▶ **WHAT TO PRODUCE**
Extract from the listing each line in which the word "fields" appears.

○ ○ ○ ○ ○ ○ ○

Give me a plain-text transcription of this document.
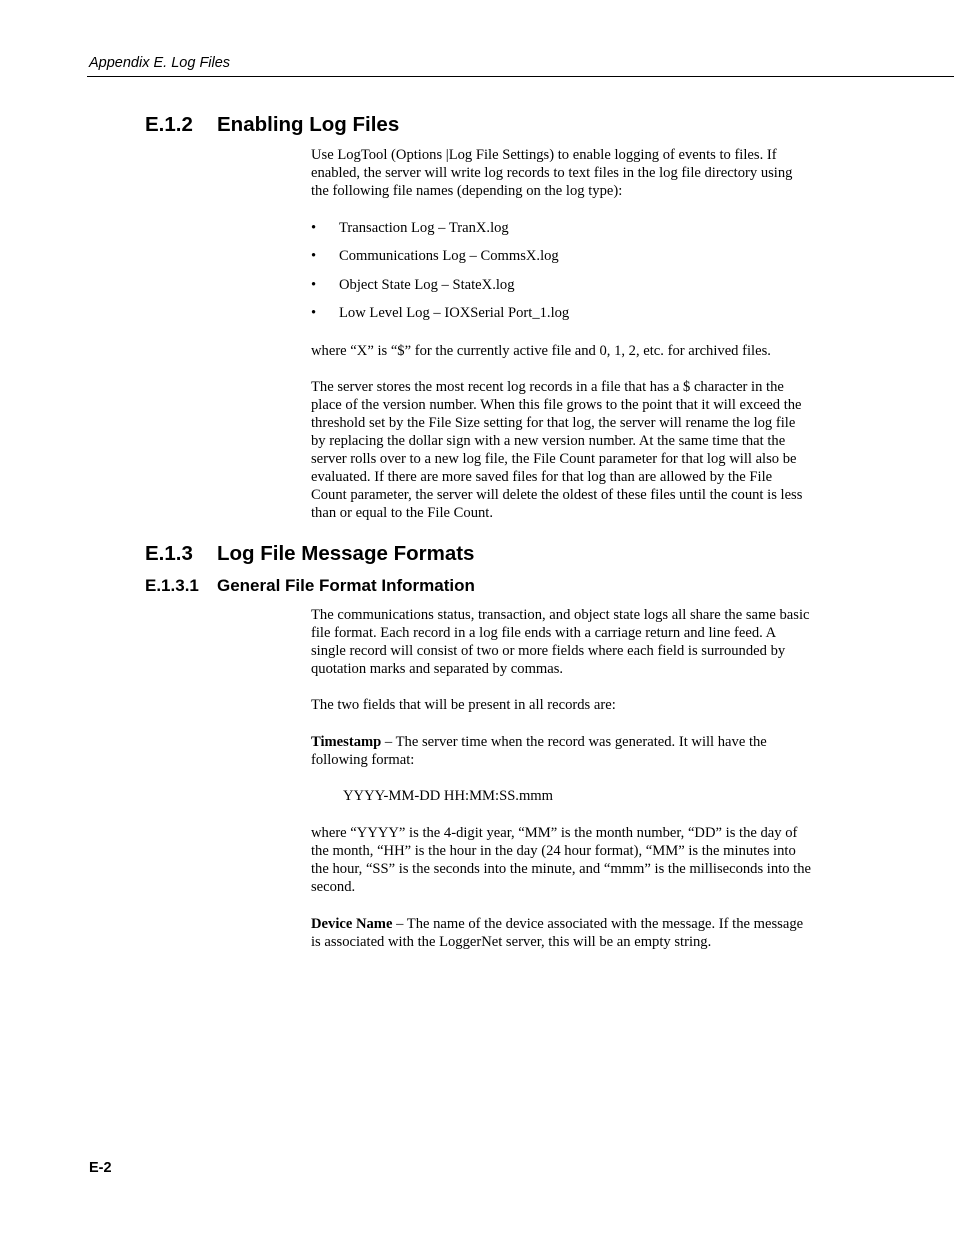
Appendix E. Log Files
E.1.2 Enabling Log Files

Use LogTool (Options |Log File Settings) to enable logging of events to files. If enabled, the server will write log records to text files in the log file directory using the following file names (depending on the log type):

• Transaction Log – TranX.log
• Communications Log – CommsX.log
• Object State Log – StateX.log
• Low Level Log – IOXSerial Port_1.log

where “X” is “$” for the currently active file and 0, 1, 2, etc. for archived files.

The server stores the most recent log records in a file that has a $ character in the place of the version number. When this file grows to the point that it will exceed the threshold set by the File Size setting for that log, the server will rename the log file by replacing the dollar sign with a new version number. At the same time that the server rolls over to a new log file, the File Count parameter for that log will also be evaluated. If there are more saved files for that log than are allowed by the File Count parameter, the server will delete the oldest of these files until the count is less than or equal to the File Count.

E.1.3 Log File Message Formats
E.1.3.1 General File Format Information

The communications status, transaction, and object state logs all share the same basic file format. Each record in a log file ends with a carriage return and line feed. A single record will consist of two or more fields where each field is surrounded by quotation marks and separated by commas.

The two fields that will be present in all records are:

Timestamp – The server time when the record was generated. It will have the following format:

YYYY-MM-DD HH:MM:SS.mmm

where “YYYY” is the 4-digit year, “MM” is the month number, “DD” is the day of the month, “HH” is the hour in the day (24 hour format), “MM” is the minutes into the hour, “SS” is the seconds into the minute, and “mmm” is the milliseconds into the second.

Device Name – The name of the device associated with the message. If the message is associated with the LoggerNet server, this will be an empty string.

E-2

○ ○ ○ ○ ○ ○ ○

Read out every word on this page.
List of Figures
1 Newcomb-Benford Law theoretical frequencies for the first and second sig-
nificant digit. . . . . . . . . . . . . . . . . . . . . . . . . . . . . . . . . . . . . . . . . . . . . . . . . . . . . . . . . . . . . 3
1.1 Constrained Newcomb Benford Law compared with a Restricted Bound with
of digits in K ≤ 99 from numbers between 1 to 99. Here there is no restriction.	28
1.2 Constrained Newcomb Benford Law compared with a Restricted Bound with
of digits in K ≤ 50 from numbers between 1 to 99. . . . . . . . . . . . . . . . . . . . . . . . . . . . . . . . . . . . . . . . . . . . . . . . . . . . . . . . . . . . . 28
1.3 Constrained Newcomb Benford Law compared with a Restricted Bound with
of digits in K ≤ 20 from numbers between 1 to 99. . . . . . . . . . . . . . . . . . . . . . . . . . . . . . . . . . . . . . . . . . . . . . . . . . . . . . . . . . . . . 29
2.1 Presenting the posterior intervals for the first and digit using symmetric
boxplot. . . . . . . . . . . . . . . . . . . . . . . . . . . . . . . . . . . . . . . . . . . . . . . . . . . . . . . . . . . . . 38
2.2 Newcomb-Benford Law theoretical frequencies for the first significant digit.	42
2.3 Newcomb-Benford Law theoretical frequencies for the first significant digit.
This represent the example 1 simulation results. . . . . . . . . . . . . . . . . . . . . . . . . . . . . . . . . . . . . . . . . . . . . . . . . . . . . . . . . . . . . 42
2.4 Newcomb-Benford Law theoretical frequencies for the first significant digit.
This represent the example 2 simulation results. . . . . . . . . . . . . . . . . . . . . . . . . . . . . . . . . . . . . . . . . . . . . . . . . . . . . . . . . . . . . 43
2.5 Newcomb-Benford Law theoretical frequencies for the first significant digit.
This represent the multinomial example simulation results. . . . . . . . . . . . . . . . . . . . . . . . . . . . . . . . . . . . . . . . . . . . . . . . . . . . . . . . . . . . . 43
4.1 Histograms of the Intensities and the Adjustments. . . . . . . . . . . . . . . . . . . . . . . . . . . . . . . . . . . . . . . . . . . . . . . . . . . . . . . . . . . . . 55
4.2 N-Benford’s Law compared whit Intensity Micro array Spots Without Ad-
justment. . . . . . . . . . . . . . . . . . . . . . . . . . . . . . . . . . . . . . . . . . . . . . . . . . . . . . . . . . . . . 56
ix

○ ○ ○ ○ ○ ○ ○

▶ **CORRECT OUTPUT**
The communications status, transaction, and object state logs all share the same basic file format. Each record in a log file ends with a carriage return and line feed. A single record will consist of two or more fields where each field is surrounded by quotation marks and separated by commas.
The two fields that will be present in all records are:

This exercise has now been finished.